■ Prompt:
Extract every line below that contains the word "Removable".

■ Data records:
- - -
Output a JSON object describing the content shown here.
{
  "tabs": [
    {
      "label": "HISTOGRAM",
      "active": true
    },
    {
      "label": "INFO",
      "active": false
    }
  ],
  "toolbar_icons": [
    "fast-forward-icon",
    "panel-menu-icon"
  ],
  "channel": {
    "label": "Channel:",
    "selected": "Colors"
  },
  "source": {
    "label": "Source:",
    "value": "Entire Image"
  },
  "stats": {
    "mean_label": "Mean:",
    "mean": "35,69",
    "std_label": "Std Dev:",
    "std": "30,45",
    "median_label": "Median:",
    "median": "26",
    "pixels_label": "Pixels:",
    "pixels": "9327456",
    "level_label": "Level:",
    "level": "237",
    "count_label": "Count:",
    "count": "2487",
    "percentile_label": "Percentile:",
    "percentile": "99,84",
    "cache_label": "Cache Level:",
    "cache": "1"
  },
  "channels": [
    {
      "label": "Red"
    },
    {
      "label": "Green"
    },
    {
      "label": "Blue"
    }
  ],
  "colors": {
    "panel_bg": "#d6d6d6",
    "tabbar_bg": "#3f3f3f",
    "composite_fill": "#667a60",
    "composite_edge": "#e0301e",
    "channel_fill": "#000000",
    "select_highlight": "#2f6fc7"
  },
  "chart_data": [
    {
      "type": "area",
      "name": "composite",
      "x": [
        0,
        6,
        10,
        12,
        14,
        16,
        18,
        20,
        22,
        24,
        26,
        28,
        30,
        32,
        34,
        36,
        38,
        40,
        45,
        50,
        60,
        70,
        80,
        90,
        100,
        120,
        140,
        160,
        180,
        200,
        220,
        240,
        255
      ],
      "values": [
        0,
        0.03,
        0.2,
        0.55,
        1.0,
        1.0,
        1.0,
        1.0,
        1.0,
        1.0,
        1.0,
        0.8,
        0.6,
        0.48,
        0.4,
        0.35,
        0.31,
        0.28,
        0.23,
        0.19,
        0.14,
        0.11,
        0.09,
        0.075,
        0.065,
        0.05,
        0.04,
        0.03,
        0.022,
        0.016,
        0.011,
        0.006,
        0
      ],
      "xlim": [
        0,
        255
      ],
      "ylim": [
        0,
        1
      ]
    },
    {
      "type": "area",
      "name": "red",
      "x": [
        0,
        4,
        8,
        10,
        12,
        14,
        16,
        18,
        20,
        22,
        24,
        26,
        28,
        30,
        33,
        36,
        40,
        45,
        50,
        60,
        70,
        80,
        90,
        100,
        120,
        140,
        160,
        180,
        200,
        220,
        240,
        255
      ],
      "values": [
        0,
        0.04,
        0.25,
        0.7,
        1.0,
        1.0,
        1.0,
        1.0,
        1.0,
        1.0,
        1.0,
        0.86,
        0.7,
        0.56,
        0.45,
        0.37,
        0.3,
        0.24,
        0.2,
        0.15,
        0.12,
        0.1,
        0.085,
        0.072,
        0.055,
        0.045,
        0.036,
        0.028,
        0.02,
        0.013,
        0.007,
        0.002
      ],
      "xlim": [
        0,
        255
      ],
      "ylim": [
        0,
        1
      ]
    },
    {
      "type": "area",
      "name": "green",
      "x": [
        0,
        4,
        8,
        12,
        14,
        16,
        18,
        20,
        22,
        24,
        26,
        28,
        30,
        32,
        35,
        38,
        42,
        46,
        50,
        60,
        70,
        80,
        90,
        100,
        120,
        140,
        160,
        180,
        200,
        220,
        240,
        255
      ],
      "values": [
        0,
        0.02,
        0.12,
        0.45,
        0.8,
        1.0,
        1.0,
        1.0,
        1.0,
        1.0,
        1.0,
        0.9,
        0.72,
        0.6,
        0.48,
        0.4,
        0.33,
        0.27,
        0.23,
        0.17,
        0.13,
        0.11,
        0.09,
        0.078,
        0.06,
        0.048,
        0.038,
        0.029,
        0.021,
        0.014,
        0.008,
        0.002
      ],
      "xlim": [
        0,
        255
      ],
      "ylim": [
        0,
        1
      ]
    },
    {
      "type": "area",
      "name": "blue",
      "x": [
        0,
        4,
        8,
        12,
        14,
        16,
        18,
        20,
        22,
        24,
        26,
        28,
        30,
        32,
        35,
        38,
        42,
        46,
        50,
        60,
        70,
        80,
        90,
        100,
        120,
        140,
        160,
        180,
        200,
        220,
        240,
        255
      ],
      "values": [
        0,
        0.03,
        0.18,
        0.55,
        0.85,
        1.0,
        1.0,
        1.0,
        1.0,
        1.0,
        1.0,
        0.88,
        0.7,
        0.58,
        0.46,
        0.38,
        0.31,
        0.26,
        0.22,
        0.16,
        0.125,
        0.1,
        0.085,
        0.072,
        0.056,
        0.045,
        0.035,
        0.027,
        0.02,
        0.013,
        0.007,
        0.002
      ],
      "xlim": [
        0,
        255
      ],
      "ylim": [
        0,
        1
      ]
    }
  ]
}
- - -
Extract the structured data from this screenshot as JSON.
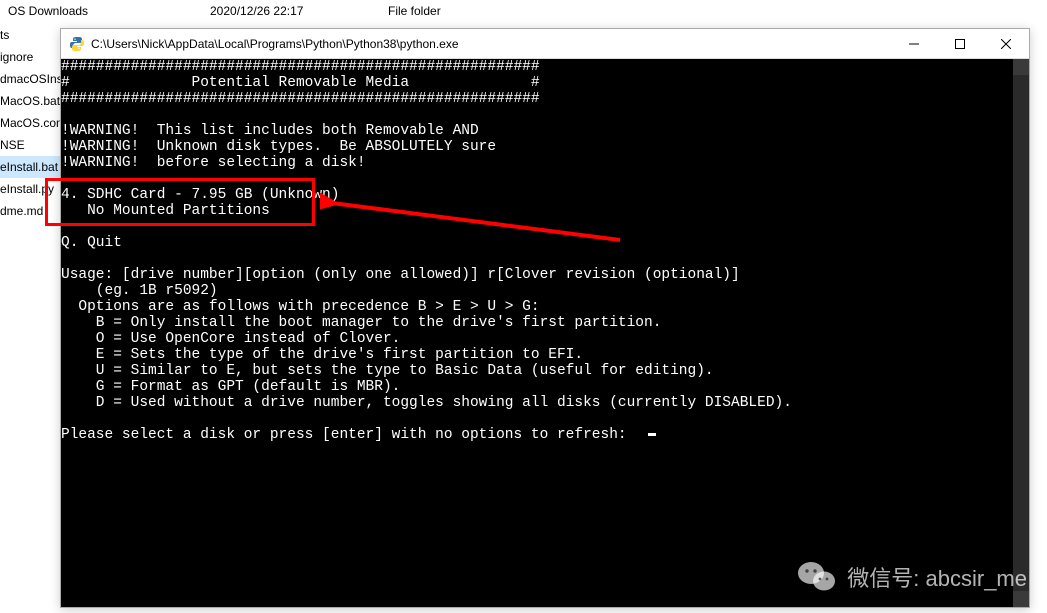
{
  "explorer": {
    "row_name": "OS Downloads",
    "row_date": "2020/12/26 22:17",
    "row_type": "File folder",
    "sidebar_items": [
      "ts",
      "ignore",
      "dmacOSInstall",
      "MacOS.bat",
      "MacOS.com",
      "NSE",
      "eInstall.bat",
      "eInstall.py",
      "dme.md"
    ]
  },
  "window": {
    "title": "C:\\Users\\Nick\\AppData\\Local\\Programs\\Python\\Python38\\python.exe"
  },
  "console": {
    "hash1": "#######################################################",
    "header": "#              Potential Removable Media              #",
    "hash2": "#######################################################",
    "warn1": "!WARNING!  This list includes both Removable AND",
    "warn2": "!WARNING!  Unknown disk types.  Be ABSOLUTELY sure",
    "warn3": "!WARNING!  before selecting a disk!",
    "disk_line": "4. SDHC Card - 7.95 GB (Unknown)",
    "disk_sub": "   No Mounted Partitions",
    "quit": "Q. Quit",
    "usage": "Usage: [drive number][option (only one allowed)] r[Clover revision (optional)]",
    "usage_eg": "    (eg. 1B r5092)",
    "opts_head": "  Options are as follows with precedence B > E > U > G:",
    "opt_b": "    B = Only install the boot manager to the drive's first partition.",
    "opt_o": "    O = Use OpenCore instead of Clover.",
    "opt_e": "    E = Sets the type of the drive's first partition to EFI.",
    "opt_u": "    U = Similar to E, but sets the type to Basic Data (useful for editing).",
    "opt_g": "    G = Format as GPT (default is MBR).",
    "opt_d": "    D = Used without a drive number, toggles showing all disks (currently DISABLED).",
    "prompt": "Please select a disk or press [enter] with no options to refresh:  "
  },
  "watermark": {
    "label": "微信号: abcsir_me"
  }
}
- - -
■ Solution to this exercise:
    "header": "#              Potential Removable Media              #",
    "warn1": "!WARNING!  This list includes both Removable AND",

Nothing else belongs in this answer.